TEXT SEGMENT -
● ● ● ● ● ● ●
Rivaroxaban is manufactured by Bayer Healthcare and marketed in the United States by Janssen, part of Johnson & Johnson. Dr Nihar Desai, also of the Yale Open Data Access project, explained to me via email that he requested access to the data from Bayer but was told that because "Xarelto was approved in the US and the EU before January 1, 2014 . . . it is not in the current scope of clinical-trial data sharing according to our transparency policy." The 2014 date is when the European Federation of Pharmaceutical Industries and Associations (EFPIA) and the Pharmaceutical Research and Manufacturers of America (PhRMA) principles on responsible clinical trial data sharing went into effect.

Comments

To the Bayer corporation, I repeat my message from a previous column: If you have a great result, doesn't validation make it greater?

Why is transparency time sensitive? Surely there is enough uncertainty in this case to warrant independent verification.
● ● ● ● ● ● ●
LISTED ENTRIES -

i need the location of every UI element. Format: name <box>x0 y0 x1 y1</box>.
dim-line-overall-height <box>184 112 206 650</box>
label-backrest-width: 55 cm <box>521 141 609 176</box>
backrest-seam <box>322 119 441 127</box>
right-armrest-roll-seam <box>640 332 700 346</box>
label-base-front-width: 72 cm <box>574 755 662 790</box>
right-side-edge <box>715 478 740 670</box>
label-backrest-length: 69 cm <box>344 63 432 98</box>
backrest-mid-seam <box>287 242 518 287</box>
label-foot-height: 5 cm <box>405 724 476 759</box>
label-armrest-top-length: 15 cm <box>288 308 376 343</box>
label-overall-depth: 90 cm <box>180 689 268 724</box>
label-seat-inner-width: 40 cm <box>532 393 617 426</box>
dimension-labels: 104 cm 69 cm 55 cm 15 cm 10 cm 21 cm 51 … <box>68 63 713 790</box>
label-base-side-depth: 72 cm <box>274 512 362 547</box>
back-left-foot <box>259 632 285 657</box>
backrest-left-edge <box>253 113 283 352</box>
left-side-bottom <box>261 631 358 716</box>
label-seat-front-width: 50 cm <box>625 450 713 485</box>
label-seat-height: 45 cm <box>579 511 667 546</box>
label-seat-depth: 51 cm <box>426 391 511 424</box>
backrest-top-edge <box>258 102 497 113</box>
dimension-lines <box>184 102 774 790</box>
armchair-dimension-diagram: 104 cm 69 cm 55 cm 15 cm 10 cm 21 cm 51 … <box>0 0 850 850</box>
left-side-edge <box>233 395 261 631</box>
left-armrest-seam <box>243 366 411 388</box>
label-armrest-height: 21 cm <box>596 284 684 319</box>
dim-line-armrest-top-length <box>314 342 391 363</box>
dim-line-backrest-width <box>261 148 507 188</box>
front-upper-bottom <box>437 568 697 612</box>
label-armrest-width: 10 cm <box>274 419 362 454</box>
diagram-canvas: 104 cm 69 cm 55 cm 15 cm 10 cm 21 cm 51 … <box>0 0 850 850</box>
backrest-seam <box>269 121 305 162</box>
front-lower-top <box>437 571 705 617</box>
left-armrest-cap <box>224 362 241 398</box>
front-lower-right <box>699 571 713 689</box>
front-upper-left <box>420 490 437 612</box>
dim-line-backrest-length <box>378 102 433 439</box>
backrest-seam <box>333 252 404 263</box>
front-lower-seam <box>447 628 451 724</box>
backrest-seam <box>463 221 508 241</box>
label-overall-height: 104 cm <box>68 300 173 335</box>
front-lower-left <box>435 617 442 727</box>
● ● ● ● ● ● ●
REQUIRED ACTIONS -
• A. Transcribe the rivaroxaban passage from "Rivaroxaban is manufactured" to "went into effect.".
• B. In the rivaroxaban passage, which company markets the drug in the United States?

ANSWER SECTION -
• A.
Rivaroxaban is manufactured by Bayer Healthcare and marketed in the United States by Janssen, part of Johnson & Johnson. Dr Nihar Desai, also of the Yale Open Data Access project, explained to me via email that he requested access to the data from Bayer but was told that because "Xarelto was approved in the US and the EU before January 1, 2014 . . . it is not in the current scope of clinical-trial data sharing according to our transparency policy." The 2014 date is when the European Federation of Pharmaceutical Industries and Associations (EFPIA) and the Pharmaceutical Research and Manufacturers of America (PhRMA) principles on responsible clinical trial data sharing went into effect.

• B. Janssen, part of Johnson & Johnson.